WHAT YOU SHOULD DO: Skip the pictures. Transcribe the rest of the data below without changing a word.

· · · ·

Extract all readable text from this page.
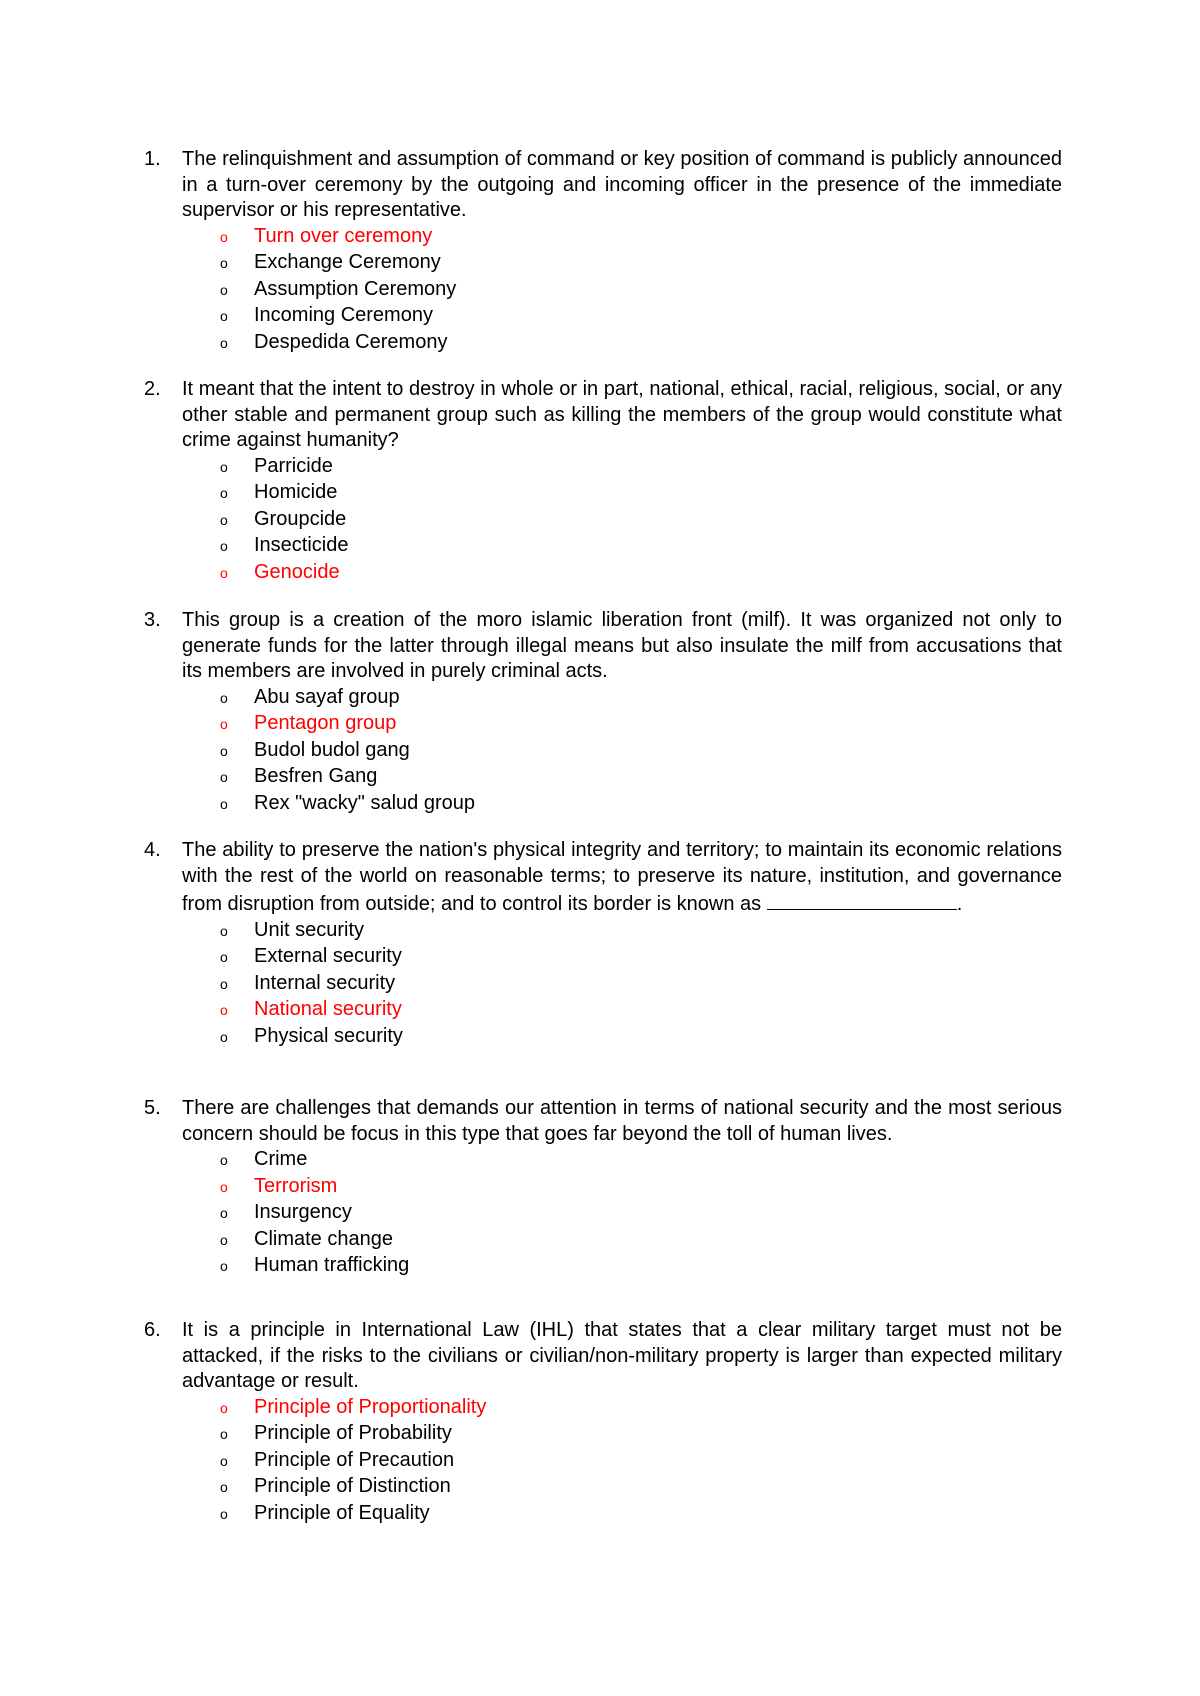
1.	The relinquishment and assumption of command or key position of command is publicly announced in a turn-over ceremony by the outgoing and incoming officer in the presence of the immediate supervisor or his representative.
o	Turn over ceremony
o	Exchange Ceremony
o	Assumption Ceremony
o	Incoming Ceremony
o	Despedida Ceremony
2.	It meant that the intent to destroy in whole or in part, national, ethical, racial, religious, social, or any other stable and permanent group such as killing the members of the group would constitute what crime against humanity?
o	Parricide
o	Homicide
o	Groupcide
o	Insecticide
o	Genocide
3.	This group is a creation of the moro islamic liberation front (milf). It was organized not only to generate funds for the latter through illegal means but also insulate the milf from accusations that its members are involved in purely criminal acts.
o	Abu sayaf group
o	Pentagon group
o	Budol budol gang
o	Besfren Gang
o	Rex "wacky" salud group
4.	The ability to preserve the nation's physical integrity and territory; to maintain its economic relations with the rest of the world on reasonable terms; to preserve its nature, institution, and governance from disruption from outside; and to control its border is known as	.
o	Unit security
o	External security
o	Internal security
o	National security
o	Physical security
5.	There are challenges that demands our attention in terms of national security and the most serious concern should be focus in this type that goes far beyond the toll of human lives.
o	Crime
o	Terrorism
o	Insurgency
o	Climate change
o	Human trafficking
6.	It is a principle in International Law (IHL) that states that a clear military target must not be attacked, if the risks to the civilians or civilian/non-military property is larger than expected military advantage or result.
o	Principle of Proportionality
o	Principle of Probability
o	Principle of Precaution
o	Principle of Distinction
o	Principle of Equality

· · · ·

RIGHT ANSWER:
Extract all readable text from this page.
1.	The relinquishment and assumption of command or key position of command is publicly announced in a turn-over ceremony by the outgoing and incoming officer in the presence of the immediate supervisor or his representative.
o	Turn over ceremony
o	Exchange Ceremony
o	Assumption Ceremony
o	Incoming Ceremony
o	Despedida Ceremony
2.	It meant that the intent to destroy in whole or in part, national, ethical, racial, religious, social, or any other stable and permanent group such as killing the members of the group would constitute what crime against humanity?
o	Parricide
o	Homicide
o	Groupcide
o	Insecticide
o	Genocide
3.	This group is a creation of the moro islamic liberation front (milf). It was organized not only to generate funds for the latter through illegal means but also insulate the milf from accusations that its members are involved in purely criminal acts.
o	Abu sayaf group
o	Pentagon group
o	Budol budol gang
o	Besfren Gang
o	Rex "wacky" salud group
4.	The ability to preserve the nation's physical integrity and territory; to maintain its economic relations with the rest of the world on reasonable terms; to preserve its nature, institution, and governance from disruption from outside; and to control its border is known as	.
o	Unit security
o	External security
o	Internal security
o	National security
o	Physical security
5.	There are challenges that demands our attention in terms of national security and the most serious concern should be focus in this type that goes far beyond the toll of human lives.
o	Crime
o	Terrorism
o	Insurgency
o	Climate change
o	Human trafficking
6.	It is a principle in International Law (IHL) that states that a clear military target must not be attacked, if the risks to the civilians or civilian/non-military property is larger than expected military advantage or result.
o	Principle of Proportionality
o	Principle of Probability
o	Principle of Precaution
o	Principle of Distinction
o	Principle of Equality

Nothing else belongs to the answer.